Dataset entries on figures
===

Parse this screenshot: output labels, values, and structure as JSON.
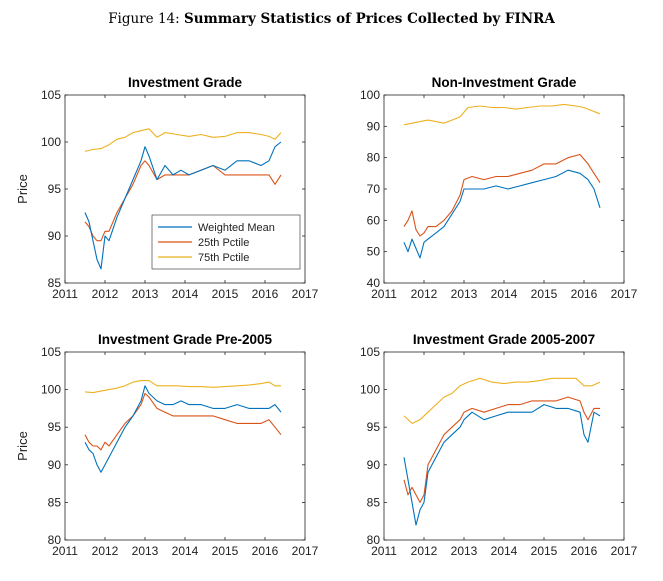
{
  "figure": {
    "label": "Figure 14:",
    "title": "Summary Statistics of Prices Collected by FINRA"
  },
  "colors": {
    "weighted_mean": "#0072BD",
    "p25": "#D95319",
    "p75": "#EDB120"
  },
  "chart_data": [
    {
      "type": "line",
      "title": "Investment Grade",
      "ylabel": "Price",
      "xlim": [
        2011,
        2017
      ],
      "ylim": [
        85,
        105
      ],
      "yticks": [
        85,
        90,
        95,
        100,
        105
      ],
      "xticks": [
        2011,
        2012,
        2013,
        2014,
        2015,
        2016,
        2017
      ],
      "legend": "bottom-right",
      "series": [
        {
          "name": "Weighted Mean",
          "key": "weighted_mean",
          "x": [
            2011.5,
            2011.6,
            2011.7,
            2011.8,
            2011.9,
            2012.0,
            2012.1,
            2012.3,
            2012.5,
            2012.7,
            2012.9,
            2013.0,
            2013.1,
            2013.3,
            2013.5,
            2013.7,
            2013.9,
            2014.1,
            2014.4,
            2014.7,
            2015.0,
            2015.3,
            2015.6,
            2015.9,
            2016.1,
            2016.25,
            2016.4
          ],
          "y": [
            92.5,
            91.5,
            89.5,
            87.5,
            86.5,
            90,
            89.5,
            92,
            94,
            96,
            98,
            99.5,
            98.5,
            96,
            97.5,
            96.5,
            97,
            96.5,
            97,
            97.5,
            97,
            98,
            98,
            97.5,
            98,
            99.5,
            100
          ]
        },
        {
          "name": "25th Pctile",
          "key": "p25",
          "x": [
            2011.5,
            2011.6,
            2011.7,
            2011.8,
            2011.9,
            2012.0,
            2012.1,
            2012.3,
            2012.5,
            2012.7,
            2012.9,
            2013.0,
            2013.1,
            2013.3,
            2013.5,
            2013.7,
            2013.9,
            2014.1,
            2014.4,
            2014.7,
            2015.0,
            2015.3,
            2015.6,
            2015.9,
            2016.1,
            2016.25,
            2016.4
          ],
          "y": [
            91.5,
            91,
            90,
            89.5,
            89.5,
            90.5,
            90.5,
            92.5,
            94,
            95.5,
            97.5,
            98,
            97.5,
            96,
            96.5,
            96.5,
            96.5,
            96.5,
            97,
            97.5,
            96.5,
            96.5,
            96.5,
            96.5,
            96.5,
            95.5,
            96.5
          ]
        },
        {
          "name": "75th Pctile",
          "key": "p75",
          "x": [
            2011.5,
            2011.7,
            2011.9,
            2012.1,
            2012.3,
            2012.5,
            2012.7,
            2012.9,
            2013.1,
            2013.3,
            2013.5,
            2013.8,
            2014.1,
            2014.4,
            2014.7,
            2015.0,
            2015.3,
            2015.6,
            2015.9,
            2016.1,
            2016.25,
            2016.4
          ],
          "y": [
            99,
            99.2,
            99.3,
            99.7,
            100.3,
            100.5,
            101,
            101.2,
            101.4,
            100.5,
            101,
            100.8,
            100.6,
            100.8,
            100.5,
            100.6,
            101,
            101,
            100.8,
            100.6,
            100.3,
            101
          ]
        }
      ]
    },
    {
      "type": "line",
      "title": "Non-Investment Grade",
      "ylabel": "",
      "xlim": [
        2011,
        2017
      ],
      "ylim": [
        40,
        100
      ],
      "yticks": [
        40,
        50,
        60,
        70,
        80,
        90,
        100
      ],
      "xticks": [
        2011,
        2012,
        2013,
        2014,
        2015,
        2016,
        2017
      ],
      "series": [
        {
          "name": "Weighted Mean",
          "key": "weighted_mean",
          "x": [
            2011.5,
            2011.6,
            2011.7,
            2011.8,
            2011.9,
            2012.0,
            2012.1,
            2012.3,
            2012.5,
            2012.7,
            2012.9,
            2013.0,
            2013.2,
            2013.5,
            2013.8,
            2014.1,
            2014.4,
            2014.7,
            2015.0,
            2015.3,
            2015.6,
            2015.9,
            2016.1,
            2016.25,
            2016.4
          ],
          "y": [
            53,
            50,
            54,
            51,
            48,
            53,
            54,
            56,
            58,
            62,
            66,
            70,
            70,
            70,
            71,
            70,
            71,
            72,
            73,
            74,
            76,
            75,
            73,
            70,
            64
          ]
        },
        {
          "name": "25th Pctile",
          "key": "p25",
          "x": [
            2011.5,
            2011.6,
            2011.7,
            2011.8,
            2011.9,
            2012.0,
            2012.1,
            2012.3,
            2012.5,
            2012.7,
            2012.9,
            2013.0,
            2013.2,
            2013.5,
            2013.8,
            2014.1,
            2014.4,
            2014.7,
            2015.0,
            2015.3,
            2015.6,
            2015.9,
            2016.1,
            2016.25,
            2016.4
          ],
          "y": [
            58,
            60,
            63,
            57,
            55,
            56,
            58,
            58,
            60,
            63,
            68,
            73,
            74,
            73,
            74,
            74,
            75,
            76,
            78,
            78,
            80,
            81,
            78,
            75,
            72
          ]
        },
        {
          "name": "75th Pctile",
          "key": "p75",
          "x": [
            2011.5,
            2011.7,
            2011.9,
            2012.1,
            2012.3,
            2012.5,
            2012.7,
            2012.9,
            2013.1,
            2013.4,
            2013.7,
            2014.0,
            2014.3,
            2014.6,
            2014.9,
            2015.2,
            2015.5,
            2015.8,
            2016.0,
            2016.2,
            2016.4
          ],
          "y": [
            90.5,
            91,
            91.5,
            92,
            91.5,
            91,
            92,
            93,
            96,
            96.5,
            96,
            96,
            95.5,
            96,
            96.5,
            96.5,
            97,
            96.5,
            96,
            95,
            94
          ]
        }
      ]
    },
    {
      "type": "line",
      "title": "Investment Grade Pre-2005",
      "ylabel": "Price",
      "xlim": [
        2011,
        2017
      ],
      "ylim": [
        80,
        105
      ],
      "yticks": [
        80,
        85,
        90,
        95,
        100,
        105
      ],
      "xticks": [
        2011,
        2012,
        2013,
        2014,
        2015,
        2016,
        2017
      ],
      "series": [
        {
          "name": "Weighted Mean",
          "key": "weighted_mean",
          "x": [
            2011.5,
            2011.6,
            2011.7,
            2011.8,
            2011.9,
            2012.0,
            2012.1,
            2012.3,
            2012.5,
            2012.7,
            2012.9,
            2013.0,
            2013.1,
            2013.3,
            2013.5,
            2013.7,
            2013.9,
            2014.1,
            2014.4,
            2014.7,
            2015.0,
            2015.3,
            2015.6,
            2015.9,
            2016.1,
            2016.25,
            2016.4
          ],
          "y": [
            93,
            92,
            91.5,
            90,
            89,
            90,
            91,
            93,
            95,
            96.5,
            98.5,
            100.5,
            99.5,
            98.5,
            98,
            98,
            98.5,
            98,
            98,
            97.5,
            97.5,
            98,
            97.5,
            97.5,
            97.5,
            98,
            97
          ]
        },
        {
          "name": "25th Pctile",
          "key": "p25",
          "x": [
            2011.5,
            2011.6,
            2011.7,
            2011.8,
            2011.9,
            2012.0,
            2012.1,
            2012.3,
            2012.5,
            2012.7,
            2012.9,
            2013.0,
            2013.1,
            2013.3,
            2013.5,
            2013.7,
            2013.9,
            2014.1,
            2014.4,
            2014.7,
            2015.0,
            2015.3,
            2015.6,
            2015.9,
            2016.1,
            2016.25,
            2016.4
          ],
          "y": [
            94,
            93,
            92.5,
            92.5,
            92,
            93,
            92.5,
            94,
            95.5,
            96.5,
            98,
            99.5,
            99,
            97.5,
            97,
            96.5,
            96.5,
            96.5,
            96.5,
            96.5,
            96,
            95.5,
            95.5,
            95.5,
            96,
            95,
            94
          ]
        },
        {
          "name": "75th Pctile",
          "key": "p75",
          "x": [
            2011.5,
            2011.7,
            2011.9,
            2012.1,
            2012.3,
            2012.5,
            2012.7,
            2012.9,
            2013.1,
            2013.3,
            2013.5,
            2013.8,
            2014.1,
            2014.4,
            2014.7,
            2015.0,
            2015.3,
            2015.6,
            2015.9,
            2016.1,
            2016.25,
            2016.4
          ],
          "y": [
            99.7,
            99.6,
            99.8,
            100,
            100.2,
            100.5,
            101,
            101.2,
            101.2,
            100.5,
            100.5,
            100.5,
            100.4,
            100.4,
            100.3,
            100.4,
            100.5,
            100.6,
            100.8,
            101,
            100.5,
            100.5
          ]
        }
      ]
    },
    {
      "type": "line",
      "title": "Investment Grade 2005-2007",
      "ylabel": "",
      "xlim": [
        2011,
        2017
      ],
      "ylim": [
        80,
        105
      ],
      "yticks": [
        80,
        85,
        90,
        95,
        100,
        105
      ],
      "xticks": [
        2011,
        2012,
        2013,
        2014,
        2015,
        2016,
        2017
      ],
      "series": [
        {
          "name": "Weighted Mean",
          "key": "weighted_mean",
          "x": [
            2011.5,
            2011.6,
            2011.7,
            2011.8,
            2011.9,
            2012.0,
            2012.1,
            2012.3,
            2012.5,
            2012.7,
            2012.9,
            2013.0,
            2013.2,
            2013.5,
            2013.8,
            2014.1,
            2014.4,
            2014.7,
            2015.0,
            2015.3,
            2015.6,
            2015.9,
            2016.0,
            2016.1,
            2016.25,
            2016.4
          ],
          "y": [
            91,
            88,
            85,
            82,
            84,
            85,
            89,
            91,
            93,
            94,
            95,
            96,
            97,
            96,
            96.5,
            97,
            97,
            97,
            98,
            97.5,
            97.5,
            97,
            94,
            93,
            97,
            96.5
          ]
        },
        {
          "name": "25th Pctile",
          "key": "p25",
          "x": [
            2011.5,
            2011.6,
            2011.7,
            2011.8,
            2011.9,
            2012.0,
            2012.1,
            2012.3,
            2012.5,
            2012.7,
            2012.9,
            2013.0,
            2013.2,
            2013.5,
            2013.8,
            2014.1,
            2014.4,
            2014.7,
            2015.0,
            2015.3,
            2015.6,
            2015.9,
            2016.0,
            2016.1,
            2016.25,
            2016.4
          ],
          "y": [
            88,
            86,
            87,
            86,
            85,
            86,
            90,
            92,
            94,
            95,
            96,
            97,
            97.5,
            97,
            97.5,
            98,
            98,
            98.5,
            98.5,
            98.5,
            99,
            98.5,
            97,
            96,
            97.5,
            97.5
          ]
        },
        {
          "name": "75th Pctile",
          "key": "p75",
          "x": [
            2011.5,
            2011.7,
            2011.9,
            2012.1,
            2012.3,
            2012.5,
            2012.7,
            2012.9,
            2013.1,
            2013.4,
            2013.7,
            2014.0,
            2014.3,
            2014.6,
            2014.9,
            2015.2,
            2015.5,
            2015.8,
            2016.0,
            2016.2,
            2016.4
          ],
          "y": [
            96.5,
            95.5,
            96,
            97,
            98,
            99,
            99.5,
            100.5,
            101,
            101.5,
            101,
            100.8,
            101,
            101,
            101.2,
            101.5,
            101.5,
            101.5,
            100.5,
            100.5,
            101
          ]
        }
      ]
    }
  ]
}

===

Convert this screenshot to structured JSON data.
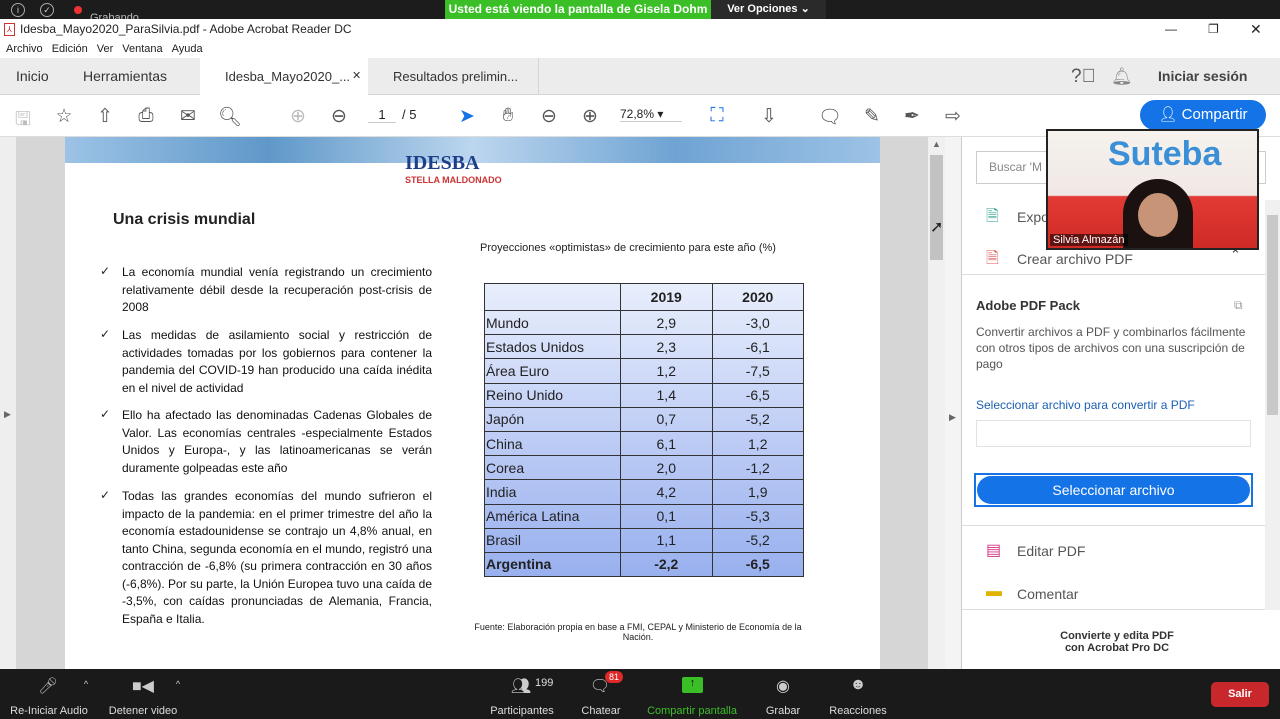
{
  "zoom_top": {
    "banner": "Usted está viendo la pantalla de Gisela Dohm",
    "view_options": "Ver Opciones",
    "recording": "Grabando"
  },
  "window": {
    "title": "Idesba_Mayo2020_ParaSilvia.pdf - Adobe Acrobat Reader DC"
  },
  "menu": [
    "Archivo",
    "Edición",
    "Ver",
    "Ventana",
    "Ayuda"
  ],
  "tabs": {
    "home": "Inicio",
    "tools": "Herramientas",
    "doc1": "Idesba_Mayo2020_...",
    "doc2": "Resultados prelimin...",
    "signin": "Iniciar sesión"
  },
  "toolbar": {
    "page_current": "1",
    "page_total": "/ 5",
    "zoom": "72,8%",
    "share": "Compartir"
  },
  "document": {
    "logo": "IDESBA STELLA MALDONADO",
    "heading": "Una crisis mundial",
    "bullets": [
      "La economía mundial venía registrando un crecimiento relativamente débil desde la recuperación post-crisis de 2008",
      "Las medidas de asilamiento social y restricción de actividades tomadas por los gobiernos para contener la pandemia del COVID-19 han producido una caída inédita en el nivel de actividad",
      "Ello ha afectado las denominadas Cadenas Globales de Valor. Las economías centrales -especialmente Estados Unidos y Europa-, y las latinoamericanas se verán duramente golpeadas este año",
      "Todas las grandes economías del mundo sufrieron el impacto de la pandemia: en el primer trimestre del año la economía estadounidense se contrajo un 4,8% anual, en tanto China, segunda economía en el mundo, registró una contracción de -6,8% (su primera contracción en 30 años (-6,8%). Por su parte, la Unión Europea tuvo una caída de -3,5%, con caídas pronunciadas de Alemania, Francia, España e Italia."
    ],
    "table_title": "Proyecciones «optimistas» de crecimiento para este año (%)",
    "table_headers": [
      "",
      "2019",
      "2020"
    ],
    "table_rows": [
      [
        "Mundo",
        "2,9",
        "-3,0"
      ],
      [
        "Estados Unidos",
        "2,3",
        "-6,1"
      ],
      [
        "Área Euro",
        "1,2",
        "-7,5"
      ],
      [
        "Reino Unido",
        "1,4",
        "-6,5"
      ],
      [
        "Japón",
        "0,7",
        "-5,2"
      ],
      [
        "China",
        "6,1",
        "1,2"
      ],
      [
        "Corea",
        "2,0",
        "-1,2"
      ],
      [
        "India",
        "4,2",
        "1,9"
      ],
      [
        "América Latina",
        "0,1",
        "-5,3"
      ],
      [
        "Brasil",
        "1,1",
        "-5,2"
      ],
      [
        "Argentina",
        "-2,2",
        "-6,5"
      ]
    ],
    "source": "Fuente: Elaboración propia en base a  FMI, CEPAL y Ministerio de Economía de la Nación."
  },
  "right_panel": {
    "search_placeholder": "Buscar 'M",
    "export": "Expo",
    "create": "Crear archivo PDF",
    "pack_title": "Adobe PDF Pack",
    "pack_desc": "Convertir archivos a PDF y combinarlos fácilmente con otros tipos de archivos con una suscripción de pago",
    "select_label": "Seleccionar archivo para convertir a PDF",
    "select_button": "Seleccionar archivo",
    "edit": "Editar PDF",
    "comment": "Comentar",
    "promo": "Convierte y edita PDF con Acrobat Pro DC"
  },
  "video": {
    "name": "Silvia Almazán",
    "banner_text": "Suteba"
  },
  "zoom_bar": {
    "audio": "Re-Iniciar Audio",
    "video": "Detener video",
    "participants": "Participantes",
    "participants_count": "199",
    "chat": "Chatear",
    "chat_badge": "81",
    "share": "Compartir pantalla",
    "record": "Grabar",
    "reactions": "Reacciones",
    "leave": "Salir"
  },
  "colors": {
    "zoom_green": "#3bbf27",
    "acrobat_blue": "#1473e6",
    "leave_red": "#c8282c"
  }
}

===

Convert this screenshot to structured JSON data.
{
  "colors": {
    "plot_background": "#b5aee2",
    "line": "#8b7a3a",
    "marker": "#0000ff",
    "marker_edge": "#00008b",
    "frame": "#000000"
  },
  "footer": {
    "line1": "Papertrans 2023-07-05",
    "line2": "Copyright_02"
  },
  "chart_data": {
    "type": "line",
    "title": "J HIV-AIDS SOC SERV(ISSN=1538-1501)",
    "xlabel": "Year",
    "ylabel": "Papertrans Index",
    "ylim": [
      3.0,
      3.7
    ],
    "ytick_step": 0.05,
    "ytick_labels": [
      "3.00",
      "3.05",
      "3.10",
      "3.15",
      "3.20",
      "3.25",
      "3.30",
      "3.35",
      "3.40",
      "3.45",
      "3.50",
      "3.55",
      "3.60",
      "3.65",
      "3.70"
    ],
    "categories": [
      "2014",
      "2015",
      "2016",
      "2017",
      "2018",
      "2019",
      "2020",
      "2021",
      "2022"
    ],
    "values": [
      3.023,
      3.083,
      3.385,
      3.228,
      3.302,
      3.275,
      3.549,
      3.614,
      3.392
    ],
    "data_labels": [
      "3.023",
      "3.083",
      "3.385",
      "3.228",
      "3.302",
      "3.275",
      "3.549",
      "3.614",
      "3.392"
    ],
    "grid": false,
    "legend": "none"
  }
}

===

What the task requires =
Copy every line in the entries above that has the string "Seleccionar" in it.

Final result =
    "select_label": "Seleccionar archivo para convertir a PDF",
    "select_button": "Seleccionar archivo",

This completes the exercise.